WHAT YOU HAVE TO DO
Quote the records that follow in full and exactly; leave out the pictures.

A run of records
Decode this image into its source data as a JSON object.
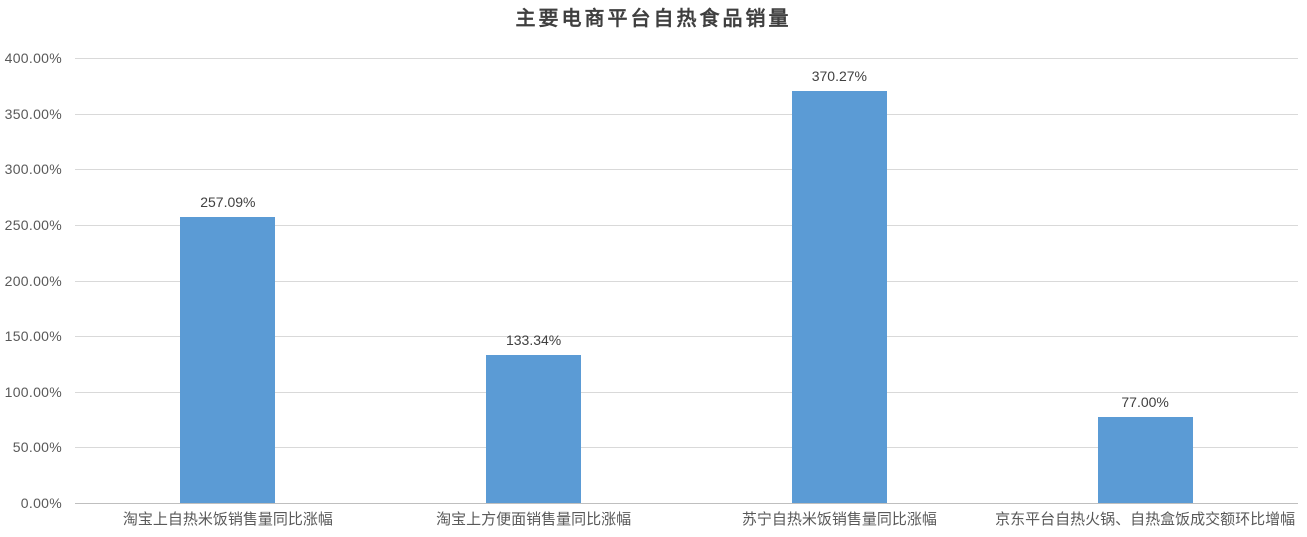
{
  "chart": {
    "title": "主要电商平台自热食品销量"
  },
  "chart_data": {
    "type": "bar",
    "title": "主要电商平台自热食品销量",
    "categories": [
      "淘宝上自热米饭销售量同比涨幅",
      "淘宝上方便面销售量同比涨幅",
      "苏宁自热米饭销售量同比涨幅",
      "京东平台自热火锅、自热盒饭成交额环比增幅"
    ],
    "values": [
      257.09,
      133.34,
      370.27,
      77.0
    ],
    "value_labels": [
      "257.09%",
      "133.34%",
      "370.27%",
      "77.00%"
    ],
    "xlabel": "",
    "ylabel": "",
    "ylim": [
      0,
      400
    ],
    "ytick_step": 50,
    "ytick_labels": [
      "0.00%",
      "50.00%",
      "100.00%",
      "150.00%",
      "200.00%",
      "250.00%",
      "300.00%",
      "350.00%",
      "400.00%"
    ],
    "grid": true,
    "legend_position": "none",
    "colors": {
      "bar": "#5b9bd5",
      "gridline": "#d9d9d9",
      "axis_line": "#bfbfbf",
      "title_text": "#3f3f3f",
      "axis_text": "#595959",
      "data_label_text": "#404040",
      "background": "#ffffff"
    }
  }
}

ANSWER TO THE TASK
Decode this image into its source data as a JSON object.
{
  "chart": {
    "title": "主要电商平台自热食品销量"
  },
  "chart_data": {
    "type": "bar",
    "title": "主要电商平台自热食品销量",
    "categories": [
      "淘宝上自热米饭销售量同比涨幅",
      "淘宝上方便面销售量同比涨幅",
      "苏宁自热米饭销售量同比涨幅",
      "京东平台自热火锅、自热盒饭成交额环比增幅"
    ],
    "values": [
      257.09,
      133.34,
      370.27,
      77.0
    ],
    "value_labels": [
      "257.09%",
      "133.34%",
      "370.27%",
      "77.00%"
    ],
    "xlabel": "",
    "ylabel": "",
    "ylim": [
      0,
      400
    ],
    "ytick_step": 50,
    "ytick_labels": [
      "0.00%",
      "50.00%",
      "100.00%",
      "150.00%",
      "200.00%",
      "250.00%",
      "300.00%",
      "350.00%",
      "400.00%"
    ],
    "grid": true,
    "legend_position": "none",
    "colors": {
      "bar": "#5b9bd5",
      "gridline": "#d9d9d9",
      "axis_line": "#bfbfbf",
      "title_text": "#3f3f3f",
      "axis_text": "#595959",
      "data_label_text": "#404040",
      "background": "#ffffff"
    }
  }
}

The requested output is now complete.